Will you quote all of the entries, word for word?

_Data entries:_
## Start
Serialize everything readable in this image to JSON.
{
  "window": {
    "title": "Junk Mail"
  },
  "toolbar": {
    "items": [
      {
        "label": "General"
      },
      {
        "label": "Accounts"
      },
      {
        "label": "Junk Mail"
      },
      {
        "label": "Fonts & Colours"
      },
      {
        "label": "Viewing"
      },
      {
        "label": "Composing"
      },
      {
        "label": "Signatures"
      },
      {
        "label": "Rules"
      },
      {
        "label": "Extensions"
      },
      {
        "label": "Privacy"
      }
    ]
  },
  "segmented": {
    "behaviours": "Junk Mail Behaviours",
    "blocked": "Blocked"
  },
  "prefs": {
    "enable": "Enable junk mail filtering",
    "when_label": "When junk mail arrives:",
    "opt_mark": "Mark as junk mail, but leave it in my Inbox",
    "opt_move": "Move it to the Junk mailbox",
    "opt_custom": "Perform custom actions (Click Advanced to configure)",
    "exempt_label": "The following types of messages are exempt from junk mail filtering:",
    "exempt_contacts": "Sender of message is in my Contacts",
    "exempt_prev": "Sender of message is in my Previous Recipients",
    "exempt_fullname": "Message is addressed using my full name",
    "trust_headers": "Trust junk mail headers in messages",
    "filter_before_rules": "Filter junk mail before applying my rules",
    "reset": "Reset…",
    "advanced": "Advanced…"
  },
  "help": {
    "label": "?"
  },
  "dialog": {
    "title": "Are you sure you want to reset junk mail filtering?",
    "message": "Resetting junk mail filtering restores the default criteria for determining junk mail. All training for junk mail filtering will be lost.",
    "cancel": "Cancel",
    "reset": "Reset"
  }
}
## End
_Exercise result:_
Serialize everything readable in this image to JSON.
{
  "window": {
    "title": "Junk Mail"
  },
  "toolbar": {
    "items": [
      {
        "label": "General"
      },
      {
        "label": "Accounts"
      },
      {
        "label": "Junk Mail"
      },
      {
        "label": "Fonts & Colours"
      },
      {
        "label": "Viewing"
      },
      {
        "label": "Composing"
      },
      {
        "label": "Signatures"
      },
      {
        "label": "Rules"
      },
      {
        "label": "Extensions"
      },
      {
        "label": "Privacy"
      }
    ]
  },
  "segmented": {
    "behaviours": "Junk Mail Behaviours",
    "blocked": "Blocked"
  },
  "prefs": {
    "enable": "Enable junk mail filtering",
    "when_label": "When junk mail arrives:",
    "opt_mark": "Mark as junk mail, but leave it in my Inbox",
    "opt_move": "Move it to the Junk mailbox",
    "opt_custom": "Perform custom actions (Click Advanced to configure)",
    "exempt_label": "The following types of messages are exempt from junk mail filtering:",
    "exempt_contacts": "Sender of message is in my Contacts",
    "exempt_prev": "Sender of message is in my Previous Recipients",
    "exempt_fullname": "Message is addressed using my full name",
    "trust_headers": "Trust junk mail headers in messages",
    "filter_before_rules": "Filter junk mail before applying my rules",
    "reset": "Reset…",
    "advanced": "Advanced…"
  },
  "help": {
    "label": "?"
  },
  "dialog": {
    "title": "Are you sure you want to reset junk mail filtering?",
    "message": "Resetting junk mail filtering restores the default criteria for determining junk mail. All training for junk mail filtering will be lost.",
    "cancel": "Cancel",
    "reset": "Reset"
  }
}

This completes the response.